## SELECTED EXTRACT:

· · · ·

Raising a generous school-age child (ages 5 to 11)
Developmentally, school age children need to develop life skills and learn competence at tasks and social interactions. Whitney recommends helping children learn how to be functional members of a community by taking on age-appropriate chores, like setting the table, putting away their laundry, clearing plates, etc.
- Facilitate generosity by giving your child an allowance (or have them earn the allowance by doing chores) and have them keep the money in labeled jars: save, spend, and give. My parents taught me this method when I was little, and that money-management mentality has stuck with me to this day.
- Consider “adopting” a family or child through an angel tree charity at Christmas. This way your child can help shop for someone else, instead of just focusing on what they want to receive.
- Make it their own. Have your children go through their toys and set aside the ones they don’t want to keep. Then either: Sell the toys at a garage sale and give away all or some of the proceeds to a charity, or, have your kids go with you to donate the toys to a charity.
- Sponsor a child in a developing country and keep the photo on the refrigerator. Involve your child in the relationship by reading and writing letters together. Learning about what life is like for children in developing countries helps put things in perspective.
- Find age-appropriate volunteer opportunities that you can do together as a family, such as collecting winter coats for homeless shelters, cleaning up trash at a local park, or helping an elderly neighbor with yard work.
Raising a generous teen (ages 12 to 19)
At this stage, adolescents are developing a sense of identity and often look to parents, friends, teachers, pastors, and coaches to help them answer the question, “Who am I?” Encouraging initiative to care for others can help teens develop generosity as part of their identity.

· · · ·

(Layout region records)
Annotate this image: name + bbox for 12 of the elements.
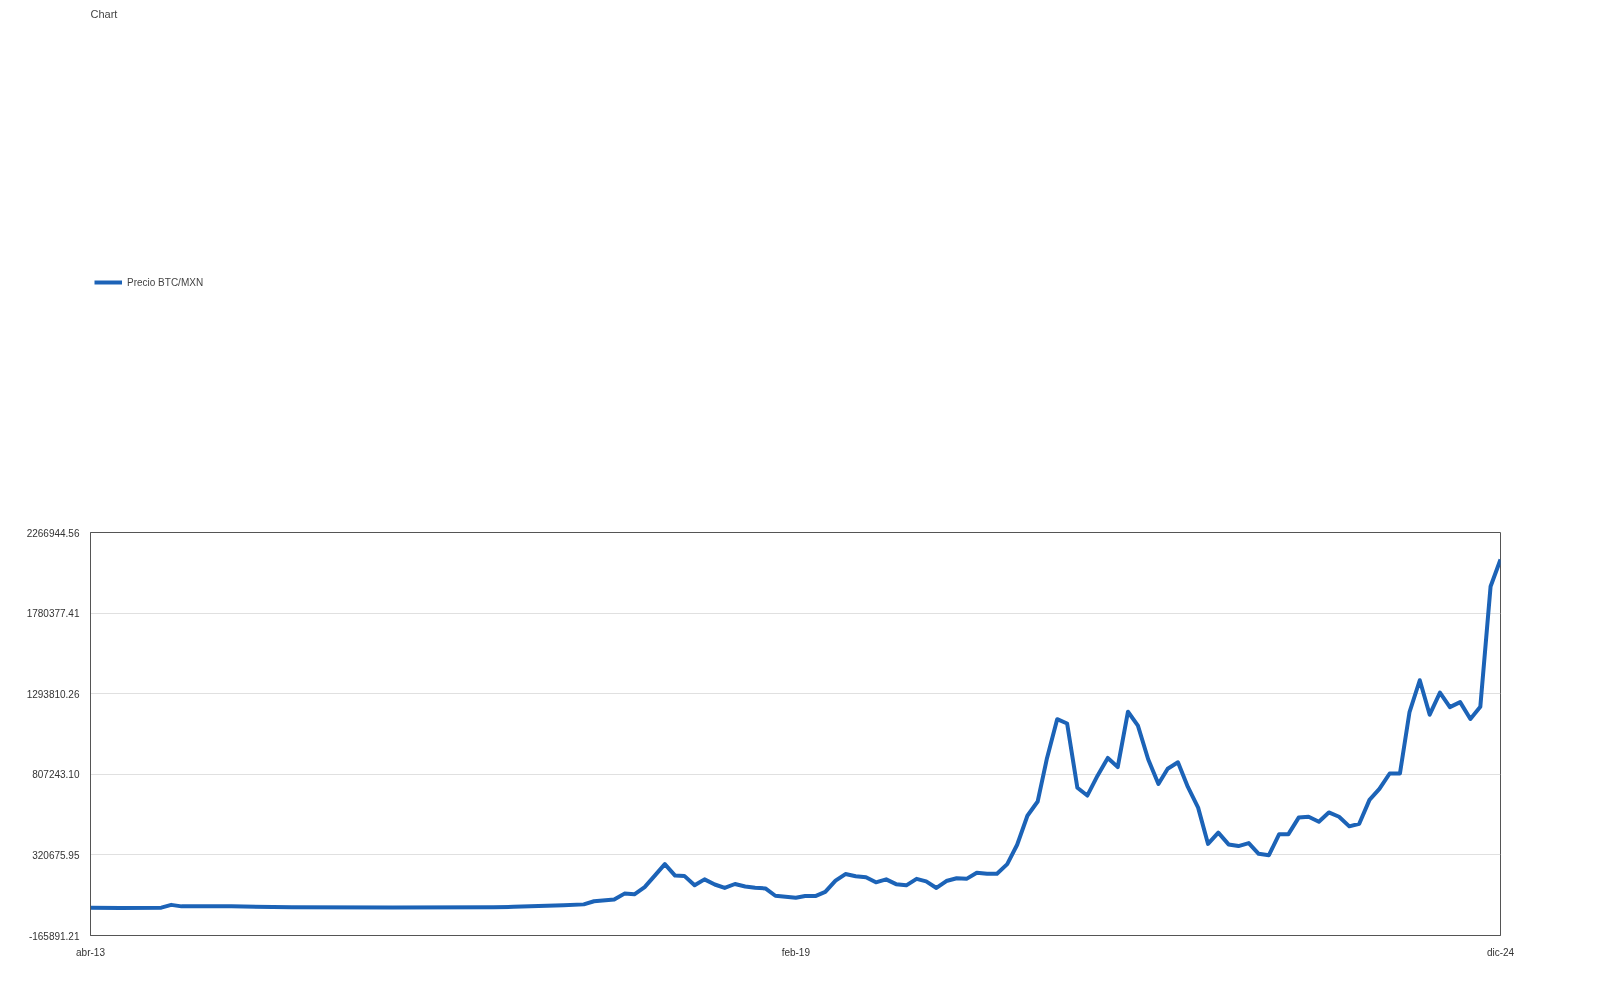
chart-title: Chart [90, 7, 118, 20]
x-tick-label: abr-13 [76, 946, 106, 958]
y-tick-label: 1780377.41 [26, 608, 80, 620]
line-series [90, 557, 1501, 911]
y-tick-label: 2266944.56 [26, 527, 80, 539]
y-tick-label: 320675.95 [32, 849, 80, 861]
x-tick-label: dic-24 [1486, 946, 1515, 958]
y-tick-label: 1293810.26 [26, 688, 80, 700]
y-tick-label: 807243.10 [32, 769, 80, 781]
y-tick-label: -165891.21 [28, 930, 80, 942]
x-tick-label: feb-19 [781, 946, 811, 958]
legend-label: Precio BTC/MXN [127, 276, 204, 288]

· · · ·

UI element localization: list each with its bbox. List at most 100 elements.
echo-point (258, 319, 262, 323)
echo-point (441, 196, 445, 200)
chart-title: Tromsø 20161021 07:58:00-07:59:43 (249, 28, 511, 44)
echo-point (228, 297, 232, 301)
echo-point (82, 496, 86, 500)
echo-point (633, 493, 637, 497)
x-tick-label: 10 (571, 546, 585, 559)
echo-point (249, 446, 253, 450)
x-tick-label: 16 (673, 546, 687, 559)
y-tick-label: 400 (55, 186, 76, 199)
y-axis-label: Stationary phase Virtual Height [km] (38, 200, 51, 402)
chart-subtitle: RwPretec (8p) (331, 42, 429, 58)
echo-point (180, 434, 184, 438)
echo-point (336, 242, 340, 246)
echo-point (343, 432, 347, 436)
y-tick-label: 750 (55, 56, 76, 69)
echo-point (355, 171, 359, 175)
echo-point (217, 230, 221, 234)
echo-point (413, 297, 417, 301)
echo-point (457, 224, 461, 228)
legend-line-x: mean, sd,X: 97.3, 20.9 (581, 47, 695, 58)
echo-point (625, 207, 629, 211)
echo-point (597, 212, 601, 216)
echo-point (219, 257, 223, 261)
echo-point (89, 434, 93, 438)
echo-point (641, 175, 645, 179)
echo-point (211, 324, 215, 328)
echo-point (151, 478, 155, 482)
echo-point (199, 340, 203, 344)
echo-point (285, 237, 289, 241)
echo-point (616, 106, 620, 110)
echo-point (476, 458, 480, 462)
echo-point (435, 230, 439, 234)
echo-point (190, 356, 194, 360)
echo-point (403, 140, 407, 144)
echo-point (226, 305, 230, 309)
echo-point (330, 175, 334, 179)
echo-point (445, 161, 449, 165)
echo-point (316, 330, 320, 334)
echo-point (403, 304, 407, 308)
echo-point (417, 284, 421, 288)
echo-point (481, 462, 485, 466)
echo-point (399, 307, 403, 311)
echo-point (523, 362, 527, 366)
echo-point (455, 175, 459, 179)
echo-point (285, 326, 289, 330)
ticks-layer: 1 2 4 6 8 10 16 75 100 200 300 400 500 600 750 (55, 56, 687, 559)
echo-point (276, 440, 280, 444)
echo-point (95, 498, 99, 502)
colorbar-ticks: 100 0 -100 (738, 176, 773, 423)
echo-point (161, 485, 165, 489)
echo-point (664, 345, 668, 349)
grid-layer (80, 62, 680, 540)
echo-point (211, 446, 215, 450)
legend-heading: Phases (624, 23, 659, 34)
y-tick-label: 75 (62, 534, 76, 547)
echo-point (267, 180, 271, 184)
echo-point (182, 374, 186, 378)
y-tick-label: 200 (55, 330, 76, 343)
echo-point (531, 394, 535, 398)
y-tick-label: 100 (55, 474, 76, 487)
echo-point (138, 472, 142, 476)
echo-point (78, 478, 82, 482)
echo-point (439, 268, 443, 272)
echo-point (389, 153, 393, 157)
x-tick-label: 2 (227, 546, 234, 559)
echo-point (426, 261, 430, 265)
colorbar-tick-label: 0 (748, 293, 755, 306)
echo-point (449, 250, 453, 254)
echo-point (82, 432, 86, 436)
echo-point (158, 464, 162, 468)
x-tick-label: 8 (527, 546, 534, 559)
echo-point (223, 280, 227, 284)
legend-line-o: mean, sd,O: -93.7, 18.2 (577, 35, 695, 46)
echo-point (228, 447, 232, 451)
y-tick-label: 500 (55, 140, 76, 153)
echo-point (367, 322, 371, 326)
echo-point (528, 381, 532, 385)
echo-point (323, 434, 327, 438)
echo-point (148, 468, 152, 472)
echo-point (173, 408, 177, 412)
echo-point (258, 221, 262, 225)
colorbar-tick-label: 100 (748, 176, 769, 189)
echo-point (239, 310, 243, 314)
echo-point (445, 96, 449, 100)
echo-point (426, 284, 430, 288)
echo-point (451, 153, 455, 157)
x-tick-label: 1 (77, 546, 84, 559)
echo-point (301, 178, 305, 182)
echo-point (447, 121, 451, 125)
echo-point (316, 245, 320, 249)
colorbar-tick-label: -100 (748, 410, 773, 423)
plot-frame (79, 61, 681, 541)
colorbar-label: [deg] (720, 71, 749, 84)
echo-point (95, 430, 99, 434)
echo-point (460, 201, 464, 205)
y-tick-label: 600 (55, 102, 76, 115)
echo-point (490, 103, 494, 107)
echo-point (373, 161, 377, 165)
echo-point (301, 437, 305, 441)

· · · ·

## EXERCISE SET:
**a.** Do these statements agree with the text on raising generous children? Answer yes or no for each and quote the deciding words. (i) Allowance money should be kept in jars labeled save, spend, and give. (ii) Toys sold at a garage sale should have all of their proceeds kept by the child. (iii) Adolescents often look to pastors and coaches to help answer the question of who they are.
**b.** Write the next part of the text on raising generous children, picking up after its final sentence.

## TASK RESPONSES:
**a.**
(i) Yes: "keep the money in labeled jars: save, spend, and give."
(ii) No: "give away all or some of the proceeds to a charity"
(iii) Yes: "often look to parents, friends, teachers, pastors, and coaches to help them answer the question, “Who am I?”"

**b.**
- Model good household finances by explaining how you prioritize charitable giving in your monthly/yearly budget.
- Continue (or start) encouraging your teen to use the save/spend/give model for managing their money.
- If you support charities or missionaries, explain this to your teens, and involve them. Read their newsletters together. Go to fundraiser events together.
- Be generous together. Take your teens and some of their friends to serve at a local homeless shelter, do a service project, or even go on a mission trip. Let your teens see you being kind and generous to those in need. For example, this family traveled the world to visit their sponsored children together. What a life-changing experience! But something simple and low-cost, would be to go share a meal with the homeless, like my family did regularly when I was a pre-teen. These two families, the Rothermels and the Daytons, have found ways to encourage their children that are also low-cost.
- Make it their own. Ask your teen if there is a cause or issue that stirs their heart. Help them come up with ways to do something about it by serving, volunteering, or fundraising.